--- start of RECORDS FOR THE TASK ---
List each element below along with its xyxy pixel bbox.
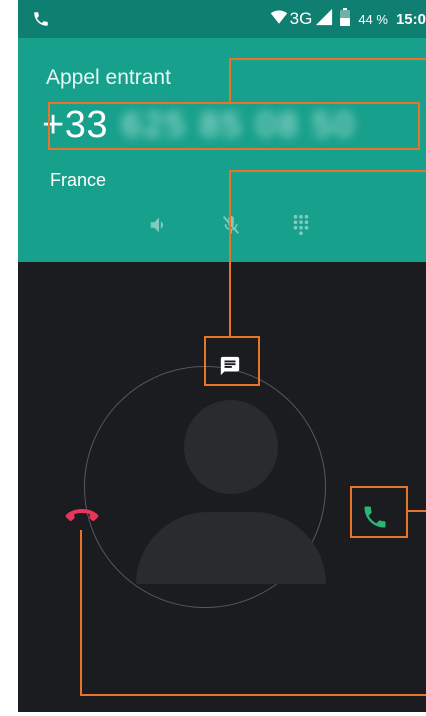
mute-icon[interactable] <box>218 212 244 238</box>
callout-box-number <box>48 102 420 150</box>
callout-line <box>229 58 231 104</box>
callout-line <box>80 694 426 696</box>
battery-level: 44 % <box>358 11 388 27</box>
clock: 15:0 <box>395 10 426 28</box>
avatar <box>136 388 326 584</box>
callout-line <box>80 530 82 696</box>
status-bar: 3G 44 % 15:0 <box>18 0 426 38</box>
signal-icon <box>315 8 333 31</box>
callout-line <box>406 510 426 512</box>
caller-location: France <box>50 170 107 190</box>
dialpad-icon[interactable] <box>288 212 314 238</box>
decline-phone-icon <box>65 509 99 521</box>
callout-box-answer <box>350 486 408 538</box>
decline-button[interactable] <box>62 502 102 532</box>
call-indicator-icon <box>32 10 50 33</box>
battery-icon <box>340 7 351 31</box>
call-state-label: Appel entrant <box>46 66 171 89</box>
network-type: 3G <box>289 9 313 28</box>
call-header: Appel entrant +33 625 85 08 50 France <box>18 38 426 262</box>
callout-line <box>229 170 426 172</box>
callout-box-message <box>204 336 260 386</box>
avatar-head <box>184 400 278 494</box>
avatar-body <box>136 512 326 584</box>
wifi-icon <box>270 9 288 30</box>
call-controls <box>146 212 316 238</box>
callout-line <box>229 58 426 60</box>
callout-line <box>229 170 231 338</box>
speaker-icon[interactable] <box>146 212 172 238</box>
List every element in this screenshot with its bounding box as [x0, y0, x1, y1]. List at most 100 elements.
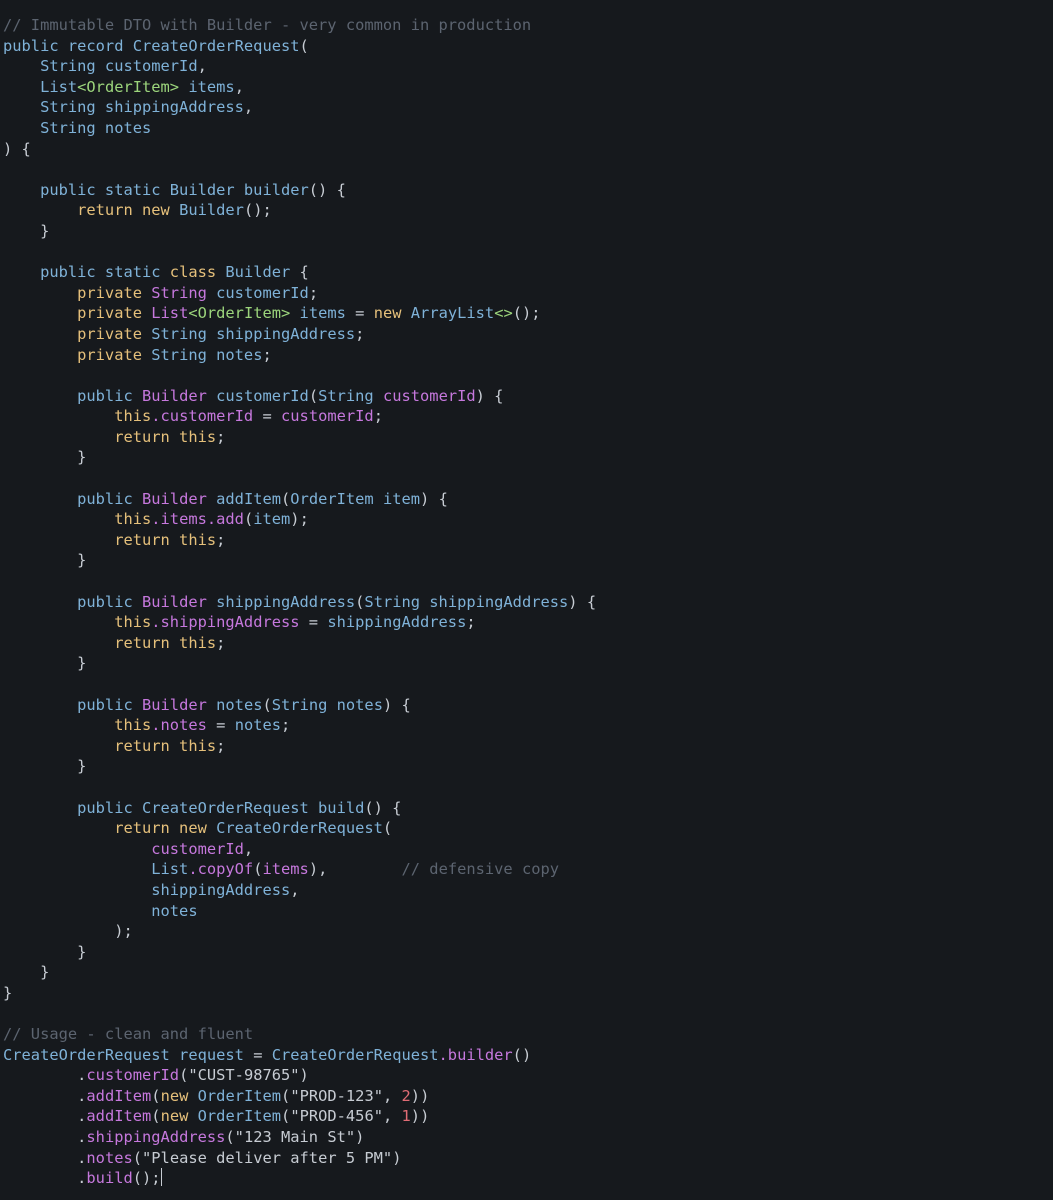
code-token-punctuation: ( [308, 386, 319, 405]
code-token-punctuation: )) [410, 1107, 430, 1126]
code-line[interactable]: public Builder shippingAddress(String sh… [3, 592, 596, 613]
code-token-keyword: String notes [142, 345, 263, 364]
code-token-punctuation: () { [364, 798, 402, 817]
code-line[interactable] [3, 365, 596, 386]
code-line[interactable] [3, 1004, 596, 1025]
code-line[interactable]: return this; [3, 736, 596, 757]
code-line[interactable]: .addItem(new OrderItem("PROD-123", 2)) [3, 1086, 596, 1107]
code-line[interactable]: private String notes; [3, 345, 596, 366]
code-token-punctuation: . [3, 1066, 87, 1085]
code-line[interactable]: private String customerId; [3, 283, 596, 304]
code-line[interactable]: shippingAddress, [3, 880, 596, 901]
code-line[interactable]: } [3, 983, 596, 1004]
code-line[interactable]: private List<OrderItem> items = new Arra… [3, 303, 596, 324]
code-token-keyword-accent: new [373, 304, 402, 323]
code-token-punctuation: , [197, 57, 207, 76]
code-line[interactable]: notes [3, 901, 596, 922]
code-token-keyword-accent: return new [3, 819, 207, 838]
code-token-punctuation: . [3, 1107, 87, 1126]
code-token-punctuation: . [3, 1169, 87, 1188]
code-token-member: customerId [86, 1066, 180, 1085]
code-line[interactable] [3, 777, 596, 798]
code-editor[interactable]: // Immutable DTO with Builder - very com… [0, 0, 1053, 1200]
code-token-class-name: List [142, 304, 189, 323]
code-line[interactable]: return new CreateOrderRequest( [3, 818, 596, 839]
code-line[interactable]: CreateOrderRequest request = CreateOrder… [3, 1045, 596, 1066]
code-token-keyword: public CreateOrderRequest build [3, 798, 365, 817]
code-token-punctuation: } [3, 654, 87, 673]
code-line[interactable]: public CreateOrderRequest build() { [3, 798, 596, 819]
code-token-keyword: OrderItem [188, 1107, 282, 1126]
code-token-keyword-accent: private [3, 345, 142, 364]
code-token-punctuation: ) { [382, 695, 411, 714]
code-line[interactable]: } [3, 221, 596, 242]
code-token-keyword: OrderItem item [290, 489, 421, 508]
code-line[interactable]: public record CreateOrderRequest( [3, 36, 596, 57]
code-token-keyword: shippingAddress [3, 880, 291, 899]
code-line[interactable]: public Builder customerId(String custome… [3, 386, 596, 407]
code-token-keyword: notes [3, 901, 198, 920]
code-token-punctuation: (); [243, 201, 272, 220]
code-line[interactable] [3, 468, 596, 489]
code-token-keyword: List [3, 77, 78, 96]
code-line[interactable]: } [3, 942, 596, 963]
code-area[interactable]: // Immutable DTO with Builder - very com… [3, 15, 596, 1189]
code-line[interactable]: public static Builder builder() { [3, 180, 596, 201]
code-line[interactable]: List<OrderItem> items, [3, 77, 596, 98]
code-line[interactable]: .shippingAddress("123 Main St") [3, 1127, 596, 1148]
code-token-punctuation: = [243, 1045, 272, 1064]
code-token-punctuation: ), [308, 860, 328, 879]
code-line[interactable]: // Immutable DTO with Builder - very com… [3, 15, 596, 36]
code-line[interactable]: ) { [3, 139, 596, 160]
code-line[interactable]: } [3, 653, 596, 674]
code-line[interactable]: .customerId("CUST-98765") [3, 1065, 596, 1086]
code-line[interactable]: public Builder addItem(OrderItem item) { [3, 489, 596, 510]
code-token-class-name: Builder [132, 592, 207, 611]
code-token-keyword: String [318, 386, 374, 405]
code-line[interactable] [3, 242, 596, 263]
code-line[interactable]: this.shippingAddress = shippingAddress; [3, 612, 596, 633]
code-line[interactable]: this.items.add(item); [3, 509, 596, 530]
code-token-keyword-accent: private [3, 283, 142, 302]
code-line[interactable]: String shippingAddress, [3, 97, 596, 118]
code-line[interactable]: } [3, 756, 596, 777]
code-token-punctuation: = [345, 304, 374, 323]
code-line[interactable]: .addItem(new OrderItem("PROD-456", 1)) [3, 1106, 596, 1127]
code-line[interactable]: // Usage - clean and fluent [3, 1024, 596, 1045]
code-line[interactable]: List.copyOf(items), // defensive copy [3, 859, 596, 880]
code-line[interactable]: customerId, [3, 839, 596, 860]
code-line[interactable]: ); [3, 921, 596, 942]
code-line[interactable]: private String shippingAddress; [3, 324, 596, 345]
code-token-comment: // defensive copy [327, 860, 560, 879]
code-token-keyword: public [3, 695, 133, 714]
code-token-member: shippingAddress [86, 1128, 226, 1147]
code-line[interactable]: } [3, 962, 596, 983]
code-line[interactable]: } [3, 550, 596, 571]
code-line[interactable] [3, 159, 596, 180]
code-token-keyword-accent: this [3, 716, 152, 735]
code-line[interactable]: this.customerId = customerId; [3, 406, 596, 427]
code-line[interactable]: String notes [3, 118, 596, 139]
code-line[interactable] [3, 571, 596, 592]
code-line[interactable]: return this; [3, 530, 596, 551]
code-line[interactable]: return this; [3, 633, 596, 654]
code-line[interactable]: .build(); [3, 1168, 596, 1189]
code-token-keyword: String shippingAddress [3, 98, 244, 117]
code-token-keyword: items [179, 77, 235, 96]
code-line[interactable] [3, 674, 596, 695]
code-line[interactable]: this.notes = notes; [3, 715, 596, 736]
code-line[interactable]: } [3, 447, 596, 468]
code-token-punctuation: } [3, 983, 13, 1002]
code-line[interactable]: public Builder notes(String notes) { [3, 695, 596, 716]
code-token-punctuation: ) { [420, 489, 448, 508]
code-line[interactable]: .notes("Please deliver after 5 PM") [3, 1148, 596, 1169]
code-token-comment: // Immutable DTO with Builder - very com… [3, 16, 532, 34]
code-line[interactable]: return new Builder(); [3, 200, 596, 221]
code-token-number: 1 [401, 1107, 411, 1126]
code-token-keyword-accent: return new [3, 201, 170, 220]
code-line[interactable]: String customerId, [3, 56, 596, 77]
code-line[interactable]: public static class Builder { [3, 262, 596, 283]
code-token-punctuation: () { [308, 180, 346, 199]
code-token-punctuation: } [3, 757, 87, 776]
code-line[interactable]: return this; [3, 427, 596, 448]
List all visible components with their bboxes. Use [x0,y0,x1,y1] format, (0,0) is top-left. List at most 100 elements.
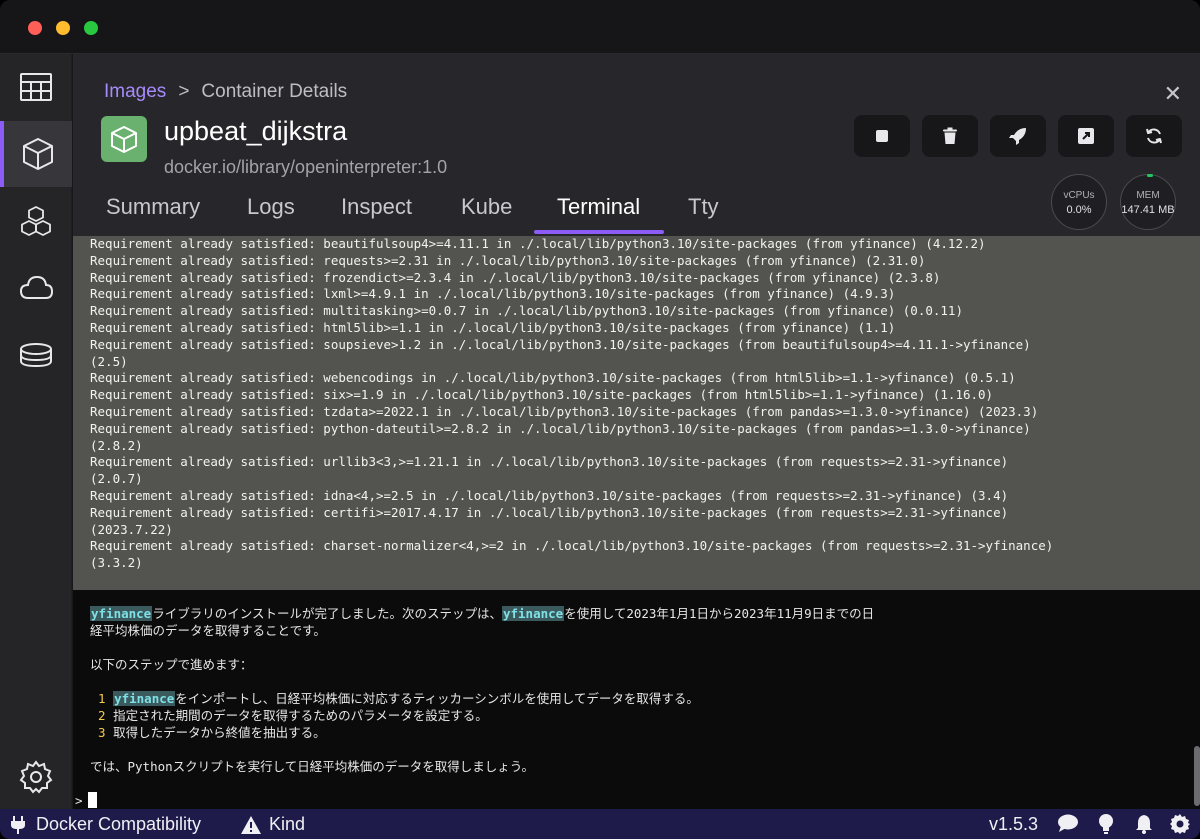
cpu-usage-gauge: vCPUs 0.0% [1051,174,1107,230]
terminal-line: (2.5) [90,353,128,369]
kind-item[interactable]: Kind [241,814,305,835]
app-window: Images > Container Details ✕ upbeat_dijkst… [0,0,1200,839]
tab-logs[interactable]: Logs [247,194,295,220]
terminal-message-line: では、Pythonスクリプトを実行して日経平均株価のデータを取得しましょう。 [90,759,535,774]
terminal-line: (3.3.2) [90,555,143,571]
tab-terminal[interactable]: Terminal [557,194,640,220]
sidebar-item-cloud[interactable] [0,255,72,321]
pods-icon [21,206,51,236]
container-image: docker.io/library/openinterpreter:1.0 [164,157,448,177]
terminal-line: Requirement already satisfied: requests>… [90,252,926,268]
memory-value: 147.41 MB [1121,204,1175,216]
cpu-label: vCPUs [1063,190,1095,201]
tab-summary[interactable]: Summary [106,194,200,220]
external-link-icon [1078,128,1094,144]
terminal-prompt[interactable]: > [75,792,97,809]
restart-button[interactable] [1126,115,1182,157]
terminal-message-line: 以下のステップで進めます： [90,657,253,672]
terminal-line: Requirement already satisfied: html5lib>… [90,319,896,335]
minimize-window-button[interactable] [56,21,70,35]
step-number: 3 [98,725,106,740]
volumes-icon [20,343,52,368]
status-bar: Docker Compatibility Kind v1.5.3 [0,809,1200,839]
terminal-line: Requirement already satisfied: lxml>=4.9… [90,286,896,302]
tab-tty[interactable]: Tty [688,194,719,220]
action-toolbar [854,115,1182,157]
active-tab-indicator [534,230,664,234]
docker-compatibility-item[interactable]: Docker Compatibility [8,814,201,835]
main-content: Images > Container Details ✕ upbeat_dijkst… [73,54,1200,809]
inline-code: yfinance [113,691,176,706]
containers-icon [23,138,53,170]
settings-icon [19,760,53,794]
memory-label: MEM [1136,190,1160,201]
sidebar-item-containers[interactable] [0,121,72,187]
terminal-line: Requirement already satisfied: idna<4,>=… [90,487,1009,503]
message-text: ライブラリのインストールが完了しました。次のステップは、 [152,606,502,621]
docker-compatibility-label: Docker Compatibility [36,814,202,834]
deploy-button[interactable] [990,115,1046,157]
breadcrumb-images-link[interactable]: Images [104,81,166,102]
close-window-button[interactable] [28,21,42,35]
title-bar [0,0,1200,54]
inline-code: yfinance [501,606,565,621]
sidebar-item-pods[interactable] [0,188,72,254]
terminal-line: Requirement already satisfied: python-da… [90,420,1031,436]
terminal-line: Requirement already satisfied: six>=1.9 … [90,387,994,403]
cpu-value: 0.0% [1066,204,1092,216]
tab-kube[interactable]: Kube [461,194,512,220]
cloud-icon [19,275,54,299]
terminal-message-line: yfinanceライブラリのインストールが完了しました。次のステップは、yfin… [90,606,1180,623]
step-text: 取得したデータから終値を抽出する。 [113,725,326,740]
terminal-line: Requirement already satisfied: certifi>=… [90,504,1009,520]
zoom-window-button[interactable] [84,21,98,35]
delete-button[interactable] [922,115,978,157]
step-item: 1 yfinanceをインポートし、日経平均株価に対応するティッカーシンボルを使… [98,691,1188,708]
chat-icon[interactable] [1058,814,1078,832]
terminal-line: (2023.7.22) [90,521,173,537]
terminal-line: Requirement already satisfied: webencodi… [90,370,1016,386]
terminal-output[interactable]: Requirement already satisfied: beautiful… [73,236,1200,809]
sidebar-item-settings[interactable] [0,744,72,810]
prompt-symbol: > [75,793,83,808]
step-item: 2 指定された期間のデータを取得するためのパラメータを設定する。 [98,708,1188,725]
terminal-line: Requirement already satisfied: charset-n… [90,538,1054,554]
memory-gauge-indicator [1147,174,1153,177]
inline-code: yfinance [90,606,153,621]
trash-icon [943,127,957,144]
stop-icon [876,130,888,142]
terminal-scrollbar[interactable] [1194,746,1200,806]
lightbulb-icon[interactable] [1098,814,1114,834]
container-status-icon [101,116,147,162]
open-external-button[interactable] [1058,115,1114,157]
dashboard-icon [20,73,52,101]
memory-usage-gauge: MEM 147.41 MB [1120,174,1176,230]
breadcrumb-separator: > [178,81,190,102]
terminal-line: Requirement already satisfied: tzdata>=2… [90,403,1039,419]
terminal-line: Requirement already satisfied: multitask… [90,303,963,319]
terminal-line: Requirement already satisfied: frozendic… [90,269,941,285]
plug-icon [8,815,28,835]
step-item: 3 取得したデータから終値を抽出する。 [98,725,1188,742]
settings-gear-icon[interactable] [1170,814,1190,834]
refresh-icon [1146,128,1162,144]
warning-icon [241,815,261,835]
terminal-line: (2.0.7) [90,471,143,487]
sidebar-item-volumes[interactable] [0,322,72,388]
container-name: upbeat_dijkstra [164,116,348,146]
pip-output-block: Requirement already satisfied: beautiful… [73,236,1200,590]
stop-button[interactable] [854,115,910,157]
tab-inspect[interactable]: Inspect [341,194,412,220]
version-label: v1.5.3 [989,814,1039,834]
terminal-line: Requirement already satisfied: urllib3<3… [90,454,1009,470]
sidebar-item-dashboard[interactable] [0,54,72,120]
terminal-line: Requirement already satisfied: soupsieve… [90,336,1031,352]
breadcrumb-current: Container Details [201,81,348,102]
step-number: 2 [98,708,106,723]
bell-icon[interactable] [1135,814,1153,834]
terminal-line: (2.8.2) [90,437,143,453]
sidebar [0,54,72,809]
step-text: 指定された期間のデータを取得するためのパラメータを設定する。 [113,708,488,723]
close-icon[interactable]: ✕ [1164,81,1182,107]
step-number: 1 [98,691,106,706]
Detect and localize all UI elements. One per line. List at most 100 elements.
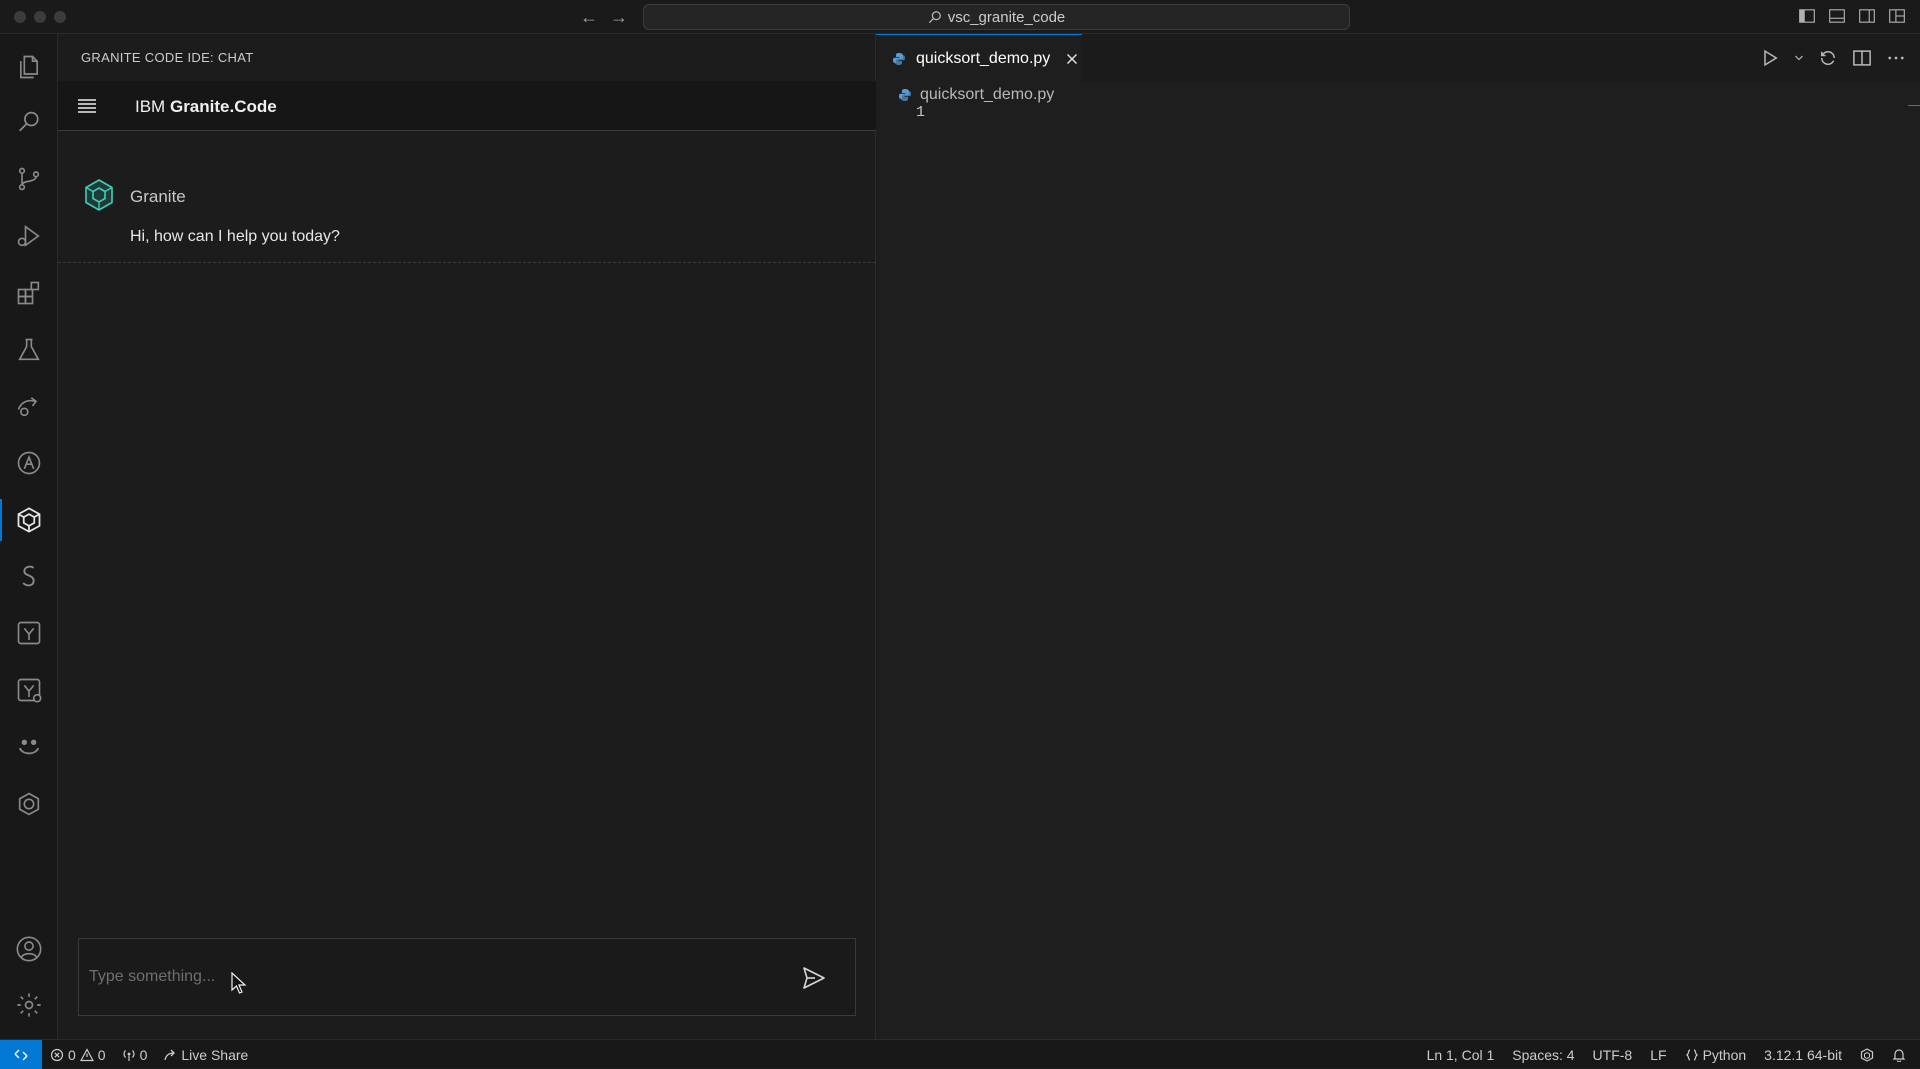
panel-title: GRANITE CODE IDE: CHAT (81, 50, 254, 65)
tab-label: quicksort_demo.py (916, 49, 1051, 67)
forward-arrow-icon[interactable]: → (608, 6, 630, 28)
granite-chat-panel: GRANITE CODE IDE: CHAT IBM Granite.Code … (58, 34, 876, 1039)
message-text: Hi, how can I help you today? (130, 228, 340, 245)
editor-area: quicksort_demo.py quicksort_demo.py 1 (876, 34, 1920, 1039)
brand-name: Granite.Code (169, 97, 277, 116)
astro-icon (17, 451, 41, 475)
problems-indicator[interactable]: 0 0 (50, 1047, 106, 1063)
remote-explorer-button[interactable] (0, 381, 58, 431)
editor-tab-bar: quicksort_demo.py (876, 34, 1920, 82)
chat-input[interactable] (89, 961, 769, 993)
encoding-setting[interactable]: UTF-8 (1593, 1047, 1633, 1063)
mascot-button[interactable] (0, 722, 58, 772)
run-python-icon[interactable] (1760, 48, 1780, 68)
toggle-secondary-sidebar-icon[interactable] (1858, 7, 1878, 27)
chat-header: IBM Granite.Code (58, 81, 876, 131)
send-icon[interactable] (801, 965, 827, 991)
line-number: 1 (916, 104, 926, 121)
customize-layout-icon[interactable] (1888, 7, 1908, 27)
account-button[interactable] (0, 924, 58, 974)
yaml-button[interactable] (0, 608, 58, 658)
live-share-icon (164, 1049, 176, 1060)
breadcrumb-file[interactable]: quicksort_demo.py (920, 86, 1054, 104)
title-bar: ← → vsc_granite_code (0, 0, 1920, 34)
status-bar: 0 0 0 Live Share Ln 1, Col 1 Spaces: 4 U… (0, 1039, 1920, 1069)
--- end of RECORDS FOR THE TASK ---
■ WHAT THE EXERCISE ASKS ■
Return every line of the listing above that contains the word "France".

■ CORRECT OUTPUT ■
caller-location: France <box>50 170 107 190</box>
call-header: Appel entrant +33 625 85 08 50 France <box>18 38 426 262</box>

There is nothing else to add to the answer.